INPUT RECORDS →
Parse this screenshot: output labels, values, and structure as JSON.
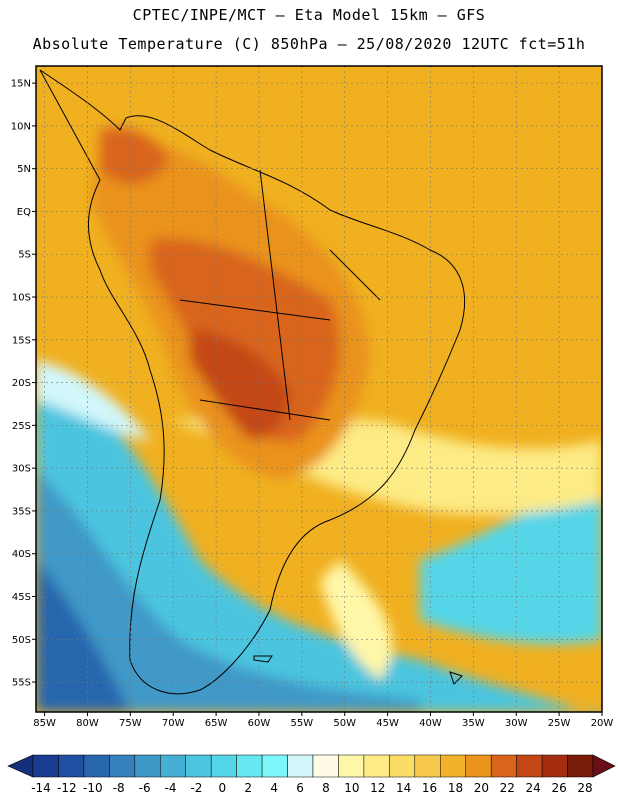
{
  "title_line1": "CPTEC/INPE/MCT —  Eta Model 15km — GFS",
  "title_line2": "Absolute Temperature (C) 850hPa — 25/08/2020 12UTC fct=51h",
  "lat_labels": [
    "15N",
    "10N",
    "5N",
    "EQ",
    "5S",
    "10S",
    "15S",
    "20S",
    "25S",
    "30S",
    "35S",
    "40S",
    "45S",
    "50S",
    "55S"
  ],
  "lat_values": [
    15,
    10,
    5,
    0,
    -5,
    -10,
    -15,
    -20,
    -25,
    -30,
    -35,
    -40,
    -45,
    -50,
    -55
  ],
  "lon_labels": [
    "85W",
    "80W",
    "75W",
    "70W",
    "65W",
    "60W",
    "55W",
    "50W",
    "45W",
    "40W",
    "35W",
    "30W",
    "25W",
    "20W"
  ],
  "lon_values": [
    -85,
    -80,
    -75,
    -70,
    -65,
    -60,
    -55,
    -50,
    -45,
    -40,
    -35,
    -30,
    -25,
    -20
  ],
  "map_extent": {
    "lon_min": -86,
    "lon_max": -20,
    "lat_min": -58.5,
    "lat_max": 17
  },
  "colorbar": {
    "labels": [
      "-14",
      "-12",
      "-10",
      "-8",
      "-6",
      "-4",
      "-2",
      "0",
      "2",
      "4",
      "6",
      "8",
      "10",
      "12",
      "14",
      "16",
      "18",
      "20",
      "22",
      "24",
      "26",
      "28"
    ],
    "colors": [
      "#1a3c8f",
      "#1f4fa0",
      "#2866ad",
      "#3580bd",
      "#3f99c8",
      "#45b0d4",
      "#4cc5df",
      "#55d6e8",
      "#66e8f2",
      "#7ef7fa",
      "#d2f7fb",
      "#fffbe5",
      "#fff7a8",
      "#fdeb85",
      "#fbdc65",
      "#f6c94c",
      "#f2b22b",
      "#ea931d",
      "#d9651a",
      "#c44616",
      "#a42d10",
      "#7a1c0a"
    ],
    "under_color": "#14307a",
    "over_color": "#6a0f1a"
  }
}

GIVEN TASK →
Copy out all the data exactly; skip the pictures.

TASK OUTPUT →
Parse this screenshot: output labels, values, and structure as JSON.
{
  "title_line1": "CPTEC/INPE/MCT —  Eta Model 15km — GFS",
  "title_line2": "Absolute Temperature (C) 850hPa — 25/08/2020 12UTC fct=51h",
  "lat_labels": [
    "15N",
    "10N",
    "5N",
    "EQ",
    "5S",
    "10S",
    "15S",
    "20S",
    "25S",
    "30S",
    "35S",
    "40S",
    "45S",
    "50S",
    "55S"
  ],
  "lat_values": [
    15,
    10,
    5,
    0,
    -5,
    -10,
    -15,
    -20,
    -25,
    -30,
    -35,
    -40,
    -45,
    -50,
    -55
  ],
  "lon_labels": [
    "85W",
    "80W",
    "75W",
    "70W",
    "65W",
    "60W",
    "55W",
    "50W",
    "45W",
    "40W",
    "35W",
    "30W",
    "25W",
    "20W"
  ],
  "lon_values": [
    -85,
    -80,
    -75,
    -70,
    -65,
    -60,
    -55,
    -50,
    -45,
    -40,
    -35,
    -30,
    -25,
    -20
  ],
  "map_extent": {
    "lon_min": -86,
    "lon_max": -20,
    "lat_min": -58.5,
    "lat_max": 17
  },
  "colorbar": {
    "labels": [
      "-14",
      "-12",
      "-10",
      "-8",
      "-6",
      "-4",
      "-2",
      "0",
      "2",
      "4",
      "6",
      "8",
      "10",
      "12",
      "14",
      "16",
      "18",
      "20",
      "22",
      "24",
      "26",
      "28"
    ],
    "colors": [
      "#1a3c8f",
      "#1f4fa0",
      "#2866ad",
      "#3580bd",
      "#3f99c8",
      "#45b0d4",
      "#4cc5df",
      "#55d6e8",
      "#66e8f2",
      "#7ef7fa",
      "#d2f7fb",
      "#fffbe5",
      "#fff7a8",
      "#fdeb85",
      "#fbdc65",
      "#f6c94c",
      "#f2b22b",
      "#ea931d",
      "#d9651a",
      "#c44616",
      "#a42d10",
      "#7a1c0a"
    ],
    "under_color": "#14307a",
    "over_color": "#6a0f1a"
  }
}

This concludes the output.